Quote the listing below in its entirety.

§ EXERCISE MATERIALS:
++++++++++
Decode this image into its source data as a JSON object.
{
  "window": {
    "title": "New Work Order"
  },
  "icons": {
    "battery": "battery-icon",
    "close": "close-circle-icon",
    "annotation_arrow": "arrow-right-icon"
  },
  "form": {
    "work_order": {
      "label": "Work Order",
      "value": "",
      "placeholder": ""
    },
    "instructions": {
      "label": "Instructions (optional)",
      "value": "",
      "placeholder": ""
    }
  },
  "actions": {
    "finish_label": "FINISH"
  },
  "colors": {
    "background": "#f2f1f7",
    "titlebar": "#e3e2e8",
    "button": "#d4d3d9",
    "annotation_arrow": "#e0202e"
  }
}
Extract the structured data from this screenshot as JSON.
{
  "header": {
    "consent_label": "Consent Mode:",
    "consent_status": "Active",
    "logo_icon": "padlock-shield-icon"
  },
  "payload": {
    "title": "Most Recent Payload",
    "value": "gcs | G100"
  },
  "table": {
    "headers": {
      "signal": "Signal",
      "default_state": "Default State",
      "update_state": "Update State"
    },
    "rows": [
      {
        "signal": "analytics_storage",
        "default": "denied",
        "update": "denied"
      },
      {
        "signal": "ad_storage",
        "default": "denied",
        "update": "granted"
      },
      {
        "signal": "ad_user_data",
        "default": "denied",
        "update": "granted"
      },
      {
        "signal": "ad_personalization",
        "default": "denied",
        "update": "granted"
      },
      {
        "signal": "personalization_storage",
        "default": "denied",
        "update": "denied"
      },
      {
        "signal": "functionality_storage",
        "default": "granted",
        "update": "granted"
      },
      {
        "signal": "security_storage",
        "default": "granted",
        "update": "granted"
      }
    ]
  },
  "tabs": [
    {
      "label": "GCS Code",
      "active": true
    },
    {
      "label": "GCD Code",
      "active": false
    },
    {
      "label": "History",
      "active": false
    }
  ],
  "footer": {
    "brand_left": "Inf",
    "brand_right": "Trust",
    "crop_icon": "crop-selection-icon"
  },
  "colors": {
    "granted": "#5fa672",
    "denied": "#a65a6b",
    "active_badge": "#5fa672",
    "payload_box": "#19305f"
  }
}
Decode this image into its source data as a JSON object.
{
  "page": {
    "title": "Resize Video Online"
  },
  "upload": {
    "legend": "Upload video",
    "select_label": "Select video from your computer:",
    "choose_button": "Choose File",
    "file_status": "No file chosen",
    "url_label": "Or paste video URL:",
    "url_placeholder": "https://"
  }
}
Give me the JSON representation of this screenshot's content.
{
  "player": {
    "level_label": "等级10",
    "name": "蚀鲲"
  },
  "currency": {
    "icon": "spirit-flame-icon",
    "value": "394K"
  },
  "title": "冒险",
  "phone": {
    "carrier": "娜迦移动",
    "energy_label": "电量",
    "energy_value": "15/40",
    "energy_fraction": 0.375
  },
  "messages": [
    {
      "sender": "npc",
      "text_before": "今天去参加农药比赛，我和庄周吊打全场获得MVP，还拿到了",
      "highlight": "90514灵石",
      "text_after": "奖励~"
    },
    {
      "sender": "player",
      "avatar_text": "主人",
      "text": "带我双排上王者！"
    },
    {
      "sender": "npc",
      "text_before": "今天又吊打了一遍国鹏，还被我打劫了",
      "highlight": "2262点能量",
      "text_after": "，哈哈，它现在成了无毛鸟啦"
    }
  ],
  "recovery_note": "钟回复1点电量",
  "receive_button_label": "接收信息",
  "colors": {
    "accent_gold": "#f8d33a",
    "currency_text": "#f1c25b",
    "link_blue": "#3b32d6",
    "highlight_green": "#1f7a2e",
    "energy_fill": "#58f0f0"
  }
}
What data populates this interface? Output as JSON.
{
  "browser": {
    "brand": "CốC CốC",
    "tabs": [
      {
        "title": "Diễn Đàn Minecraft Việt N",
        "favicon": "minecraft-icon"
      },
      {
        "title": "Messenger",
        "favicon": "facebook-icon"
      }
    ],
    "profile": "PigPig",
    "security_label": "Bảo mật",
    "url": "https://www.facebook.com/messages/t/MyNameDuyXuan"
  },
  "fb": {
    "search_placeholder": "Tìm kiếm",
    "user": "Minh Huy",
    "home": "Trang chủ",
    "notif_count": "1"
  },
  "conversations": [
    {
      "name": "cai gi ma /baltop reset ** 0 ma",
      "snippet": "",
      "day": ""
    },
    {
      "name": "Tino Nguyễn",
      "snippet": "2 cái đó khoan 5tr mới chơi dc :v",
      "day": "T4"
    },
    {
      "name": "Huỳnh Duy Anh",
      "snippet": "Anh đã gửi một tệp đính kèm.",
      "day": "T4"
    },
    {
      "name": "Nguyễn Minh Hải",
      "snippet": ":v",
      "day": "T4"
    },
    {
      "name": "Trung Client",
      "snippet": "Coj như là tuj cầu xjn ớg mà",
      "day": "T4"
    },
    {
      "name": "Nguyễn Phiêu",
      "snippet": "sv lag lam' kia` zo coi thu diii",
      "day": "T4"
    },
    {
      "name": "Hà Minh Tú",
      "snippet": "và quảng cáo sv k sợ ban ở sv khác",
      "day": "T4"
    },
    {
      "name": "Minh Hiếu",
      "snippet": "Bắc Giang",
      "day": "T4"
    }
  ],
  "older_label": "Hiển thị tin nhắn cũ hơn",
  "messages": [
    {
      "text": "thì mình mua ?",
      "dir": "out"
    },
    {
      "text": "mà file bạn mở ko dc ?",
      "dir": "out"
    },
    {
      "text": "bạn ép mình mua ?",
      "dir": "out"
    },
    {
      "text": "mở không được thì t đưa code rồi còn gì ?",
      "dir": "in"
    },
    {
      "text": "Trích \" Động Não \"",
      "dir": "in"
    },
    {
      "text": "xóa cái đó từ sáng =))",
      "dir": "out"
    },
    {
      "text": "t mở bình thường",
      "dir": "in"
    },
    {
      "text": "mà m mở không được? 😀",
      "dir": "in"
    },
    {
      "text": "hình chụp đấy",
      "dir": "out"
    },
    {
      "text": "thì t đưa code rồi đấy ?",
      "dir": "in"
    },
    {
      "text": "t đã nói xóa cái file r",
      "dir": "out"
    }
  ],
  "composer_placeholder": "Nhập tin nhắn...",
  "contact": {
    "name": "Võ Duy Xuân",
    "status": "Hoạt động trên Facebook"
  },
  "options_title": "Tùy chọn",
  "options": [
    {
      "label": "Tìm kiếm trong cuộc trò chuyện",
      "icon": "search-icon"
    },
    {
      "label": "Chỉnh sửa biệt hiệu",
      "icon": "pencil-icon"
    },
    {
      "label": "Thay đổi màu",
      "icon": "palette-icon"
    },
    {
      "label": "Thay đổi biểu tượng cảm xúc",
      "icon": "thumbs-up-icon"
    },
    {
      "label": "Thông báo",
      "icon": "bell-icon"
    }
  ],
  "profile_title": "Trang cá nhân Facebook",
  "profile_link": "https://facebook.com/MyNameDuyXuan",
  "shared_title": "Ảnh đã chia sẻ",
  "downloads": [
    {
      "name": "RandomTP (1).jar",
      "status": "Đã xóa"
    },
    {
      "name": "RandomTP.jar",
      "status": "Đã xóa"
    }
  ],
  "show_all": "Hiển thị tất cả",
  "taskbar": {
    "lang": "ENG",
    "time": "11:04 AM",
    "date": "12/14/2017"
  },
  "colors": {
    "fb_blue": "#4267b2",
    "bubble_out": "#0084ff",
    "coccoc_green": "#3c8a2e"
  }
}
++++++++++
§ RESPONSE TO THIS EXERCISE:
Decode this image into its source data as a JSON object.
{
  "window": {
    "title": "New Work Order"
  },
  "icons": {
    "battery": "battery-icon",
    "close": "close-circle-icon",
    "annotation_arrow": "arrow-right-icon"
  },
  "form": {
    "work_order": {
      "label": "Work Order",
      "value": "",
      "placeholder": ""
    },
    "instructions": {
      "label": "Instructions (optional)",
      "value": "",
      "placeholder": ""
    }
  },
  "actions": {
    "finish_label": "FINISH"
  },
  "colors": {
    "background": "#f2f1f7",
    "titlebar": "#e3e2e8",
    "button": "#d4d3d9",
    "annotation_arrow": "#e0202e"
  }
}
Extract the structured data from this screenshot as JSON.
{
  "header": {
    "consent_label": "Consent Mode:",
    "consent_status": "Active",
    "logo_icon": "padlock-shield-icon"
  },
  "payload": {
    "title": "Most Recent Payload",
    "value": "gcs | G100"
  },
  "table": {
    "headers": {
      "signal": "Signal",
      "default_state": "Default State",
      "update_state": "Update State"
    },
    "rows": [
      {
        "signal": "analytics_storage",
        "default": "denied",
        "update": "denied"
      },
      {
        "signal": "ad_storage",
        "default": "denied",
        "update": "granted"
      },
      {
        "signal": "ad_user_data",
        "default": "denied",
        "update": "granted"
      },
      {
        "signal": "ad_personalization",
        "default": "denied",
        "update": "granted"
      },
      {
        "signal": "personalization_storage",
        "default": "denied",
        "update": "denied"
      },
      {
        "signal": "functionality_storage",
        "default": "granted",
        "update": "granted"
      },
      {
        "signal": "security_storage",
        "default": "granted",
        "update": "granted"
      }
    ]
  },
  "tabs": [
    {
      "label": "GCS Code",
      "active": true
    },
    {
      "label": "GCD Code",
      "active": false
    },
    {
      "label": "History",
      "active": false
    }
  ],
  "footer": {
    "brand_left": "Inf",
    "brand_right": "Trust",
    "crop_icon": "crop-selection-icon"
  },
  "colors": {
    "granted": "#5fa672",
    "denied": "#a65a6b",
    "active_badge": "#5fa672",
    "payload_box": "#19305f"
  }
}
Decode this image into its source data as a JSON object.
{
  "page": {
    "title": "Resize Video Online"
  },
  "upload": {
    "legend": "Upload video",
    "select_label": "Select video from your computer:",
    "choose_button": "Choose File",
    "file_status": "No file chosen",
    "url_label": "Or paste video URL:",
    "url_placeholder": "https://"
  }
}
Give me the JSON representation of this screenshot's content.
{
  "player": {
    "level_label": "等级10",
    "name": "蚀鲲"
  },
  "currency": {
    "icon": "spirit-flame-icon",
    "value": "394K"
  },
  "title": "冒险",
  "phone": {
    "carrier": "娜迦移动",
    "energy_label": "电量",
    "energy_value": "15/40",
    "energy_fraction": 0.375
  },
  "messages": [
    {
      "sender": "npc",
      "text_before": "今天去参加农药比赛，我和庄周吊打全场获得MVP，还拿到了",
      "highlight": "90514灵石",
      "text_after": "奖励~"
    },
    {
      "sender": "player",
      "avatar_text": "主人",
      "text": "带我双排上王者！"
    },
    {
      "sender": "npc",
      "text_before": "今天又吊打了一遍国鹏，还被我打劫了",
      "highlight": "2262点能量",
      "text_after": "，哈哈，它现在成了无毛鸟啦"
    }
  ],
  "recovery_note": "钟回复1点电量",
  "receive_button_label": "接收信息",
  "colors": {
    "accent_gold": "#f8d33a",
    "currency_text": "#f1c25b",
    "link_blue": "#3b32d6",
    "highlight_green": "#1f7a2e",
    "energy_fill": "#58f0f0"
  }
}
What data populates this interface? Output as JSON.
{
  "browser": {
    "brand": "CốC CốC",
    "tabs": [
      {
        "title": "Diễn Đàn Minecraft Việt N",
        "favicon": "minecraft-icon"
      },
      {
        "title": "Messenger",
        "favicon": "facebook-icon"
      }
    ],
    "profile": "PigPig",
    "security_label": "Bảo mật",
    "url": "https://www.facebook.com/messages/t/MyNameDuyXuan"
  },
  "fb": {
    "search_placeholder": "Tìm kiếm",
    "user": "Minh Huy",
    "home": "Trang chủ",
    "notif_count": "1"
  },
  "conversations": [
    {
      "name": "cai gi ma /baltop reset ** 0 ma",
      "snippet": "",
      "day": ""
    },
    {
      "name": "Tino Nguyễn",
      "snippet": "2 cái đó khoan 5tr mới chơi dc :v",
      "day": "T4"
    },
    {
      "name": "Huỳnh Duy Anh",
      "snippet": "Anh đã gửi một tệp đính kèm.",
      "day": "T4"
    },
    {
      "name": "Nguyễn Minh Hải",
      "snippet": ":v",
      "day": "T4"
    },
    {
      "name": "Trung Client",
      "snippet": "Coj như là tuj cầu xjn ớg mà",
      "day": "T4"
    },
    {
      "name": "Nguyễn Phiêu",
      "snippet": "sv lag lam' kia` zo coi thu diii",
      "day": "T4"
    },
    {
      "name": "Hà Minh Tú",
      "snippet": "và quảng cáo sv k sợ ban ở sv khác",
      "day": "T4"
    },
    {
      "name": "Minh Hiếu",
      "snippet": "Bắc Giang",
      "day": "T4"
    }
  ],
  "older_label": "Hiển thị tin nhắn cũ hơn",
  "messages": [
    {
      "text": "thì mình mua ?",
      "dir": "out"
    },
    {
      "text": "mà file bạn mở ko dc ?",
      "dir": "out"
    },
    {
      "text": "bạn ép mình mua ?",
      "dir": "out"
    },
    {
      "text": "mở không được thì t đưa code rồi còn gì ?",
      "dir": "in"
    },
    {
      "text": "Trích \" Động Não \"",
      "dir": "in"
    },
    {
      "text": "xóa cái đó từ sáng =))",
      "dir": "out"
    },
    {
      "text": "t mở bình thường",
      "dir": "in"
    },
    {
      "text": "mà m mở không được? 😀",
      "dir": "in"
    },
    {
      "text": "hình chụp đấy",
      "dir": "out"
    },
    {
      "text": "thì t đưa code rồi đấy ?",
      "dir": "in"
    },
    {
      "text": "t đã nói xóa cái file r",
      "dir": "out"
    }
  ],
  "composer_placeholder": "Nhập tin nhắn...",
  "contact": {
    "name": "Võ Duy Xuân",
    "status": "Hoạt động trên Facebook"
  },
  "options_title": "Tùy chọn",
  "options": [
    {
      "label": "Tìm kiếm trong cuộc trò chuyện",
      "icon": "search-icon"
    },
    {
      "label": "Chỉnh sửa biệt hiệu",
      "icon": "pencil-icon"
    },
    {
      "label": "Thay đổi màu",
      "icon": "palette-icon"
    },
    {
      "label": "Thay đổi biểu tượng cảm xúc",
      "icon": "thumbs-up-icon"
    },
    {
      "label": "Thông báo",
      "icon": "bell-icon"
    }
  ],
  "profile_title": "Trang cá nhân Facebook",
  "profile_link": "https://facebook.com/MyNameDuyXuan",
  "shared_title": "Ảnh đã chia sẻ",
  "downloads": [
    {
      "name": "RandomTP (1).jar",
      "status": "Đã xóa"
    },
    {
      "name": "RandomTP.jar",
      "status": "Đã xóa"
    }
  ],
  "show_all": "Hiển thị tất cả",
  "taskbar": {
    "lang": "ENG",
    "time": "11:04 AM",
    "date": "12/14/2017"
  },
  "colors": {
    "fb_blue": "#4267b2",
    "bubble_out": "#0084ff",
    "coccoc_green": "#3c8a2e"
  }
}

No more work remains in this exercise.